▸ STATED TASK: Return the listing word for word, as given.

▸ STORED ROWS:
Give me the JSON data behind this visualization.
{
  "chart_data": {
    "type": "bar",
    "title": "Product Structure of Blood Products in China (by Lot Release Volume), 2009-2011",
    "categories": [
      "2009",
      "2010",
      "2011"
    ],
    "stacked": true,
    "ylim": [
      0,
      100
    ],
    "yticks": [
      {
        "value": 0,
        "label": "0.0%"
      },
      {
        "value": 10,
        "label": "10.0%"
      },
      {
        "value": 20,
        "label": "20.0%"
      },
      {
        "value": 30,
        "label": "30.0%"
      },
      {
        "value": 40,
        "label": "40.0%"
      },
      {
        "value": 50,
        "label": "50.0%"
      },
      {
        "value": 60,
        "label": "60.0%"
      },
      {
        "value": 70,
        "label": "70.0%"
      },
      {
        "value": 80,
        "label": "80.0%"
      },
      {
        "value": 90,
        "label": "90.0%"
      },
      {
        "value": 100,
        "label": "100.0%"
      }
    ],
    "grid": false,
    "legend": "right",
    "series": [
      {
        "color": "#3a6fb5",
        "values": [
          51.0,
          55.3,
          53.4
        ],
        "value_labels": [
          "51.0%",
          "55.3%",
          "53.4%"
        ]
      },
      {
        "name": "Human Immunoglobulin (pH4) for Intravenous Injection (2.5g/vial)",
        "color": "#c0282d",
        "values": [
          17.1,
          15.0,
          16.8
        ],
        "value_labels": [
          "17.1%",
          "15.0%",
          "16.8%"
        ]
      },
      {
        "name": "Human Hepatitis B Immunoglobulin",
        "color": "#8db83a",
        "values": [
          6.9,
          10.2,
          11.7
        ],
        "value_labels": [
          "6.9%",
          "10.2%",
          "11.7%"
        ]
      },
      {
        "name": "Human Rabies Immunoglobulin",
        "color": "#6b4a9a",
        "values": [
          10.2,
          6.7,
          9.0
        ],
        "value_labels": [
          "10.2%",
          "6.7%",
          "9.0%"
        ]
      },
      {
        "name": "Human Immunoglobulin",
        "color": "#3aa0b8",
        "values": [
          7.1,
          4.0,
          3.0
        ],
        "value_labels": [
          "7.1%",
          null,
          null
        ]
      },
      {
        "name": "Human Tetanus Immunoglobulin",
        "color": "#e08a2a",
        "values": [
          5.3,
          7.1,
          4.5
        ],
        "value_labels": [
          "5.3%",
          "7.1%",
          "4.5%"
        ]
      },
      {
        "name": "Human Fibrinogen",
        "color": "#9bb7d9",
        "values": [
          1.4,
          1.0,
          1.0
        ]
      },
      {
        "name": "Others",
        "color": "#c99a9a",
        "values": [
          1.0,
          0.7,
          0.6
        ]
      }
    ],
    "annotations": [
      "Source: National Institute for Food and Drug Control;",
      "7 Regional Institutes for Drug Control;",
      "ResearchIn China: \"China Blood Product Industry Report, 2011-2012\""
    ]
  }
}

▸ TASK RESPONSE:
Give me the JSON data behind this visualization.
{
  "chart_data": {
    "type": "bar",
    "title": "Product Structure of Blood Products in China (by Lot Release Volume), 2009-2011",
    "categories": [
      "2009",
      "2010",
      "2011"
    ],
    "stacked": true,
    "ylim": [
      0,
      100
    ],
    "yticks": [
      {
        "value": 0,
        "label": "0.0%"
      },
      {
        "value": 10,
        "label": "10.0%"
      },
      {
        "value": 20,
        "label": "20.0%"
      },
      {
        "value": 30,
        "label": "30.0%"
      },
      {
        "value": 40,
        "label": "40.0%"
      },
      {
        "value": 50,
        "label": "50.0%"
      },
      {
        "value": 60,
        "label": "60.0%"
      },
      {
        "value": 70,
        "label": "70.0%"
      },
      {
        "value": 80,
        "label": "80.0%"
      },
      {
        "value": 90,
        "label": "90.0%"
      },
      {
        "value": 100,
        "label": "100.0%"
      }
    ],
    "grid": false,
    "legend": "right",
    "series": [
      {
        "color": "#3a6fb5",
        "values": [
          51.0,
          55.3,
          53.4
        ],
        "value_labels": [
          "51.0%",
          "55.3%",
          "53.4%"
        ]
      },
      {
        "name": "Human Immunoglobulin (pH4) for Intravenous Injection (2.5g/vial)",
        "color": "#c0282d",
        "values": [
          17.1,
          15.0,
          16.8
        ],
        "value_labels": [
          "17.1%",
          "15.0%",
          "16.8%"
        ]
      },
      {
        "name": "Human Hepatitis B Immunoglobulin",
        "color": "#8db83a",
        "values": [
          6.9,
          10.2,
          11.7
        ],
        "value_labels": [
          "6.9%",
          "10.2%",
          "11.7%"
        ]
      },
      {
        "name": "Human Rabies Immunoglobulin",
        "color": "#6b4a9a",
        "values": [
          10.2,
          6.7,
          9.0
        ],
        "value_labels": [
          "10.2%",
          "6.7%",
          "9.0%"
        ]
      },
      {
        "name": "Human Immunoglobulin",
        "color": "#3aa0b8",
        "values": [
          7.1,
          4.0,
          3.0
        ],
        "value_labels": [
          "7.1%",
          null,
          null
        ]
      },
      {
        "name": "Human Tetanus Immunoglobulin",
        "color": "#e08a2a",
        "values": [
          5.3,
          7.1,
          4.5
        ],
        "value_labels": [
          "5.3%",
          "7.1%",
          "4.5%"
        ]
      },
      {
        "name": "Human Fibrinogen",
        "color": "#9bb7d9",
        "values": [
          1.4,
          1.0,
          1.0
        ]
      },
      {
        "name": "Others",
        "color": "#c99a9a",
        "values": [
          1.0,
          0.7,
          0.6
        ]
      }
    ],
    "annotations": [
      "Source: National Institute for Food and Drug Control;",
      "7 Regional Institutes for Drug Control;",
      "ResearchIn China: \"China Blood Product Industry Report, 2011-2012\""
    ]
  }
}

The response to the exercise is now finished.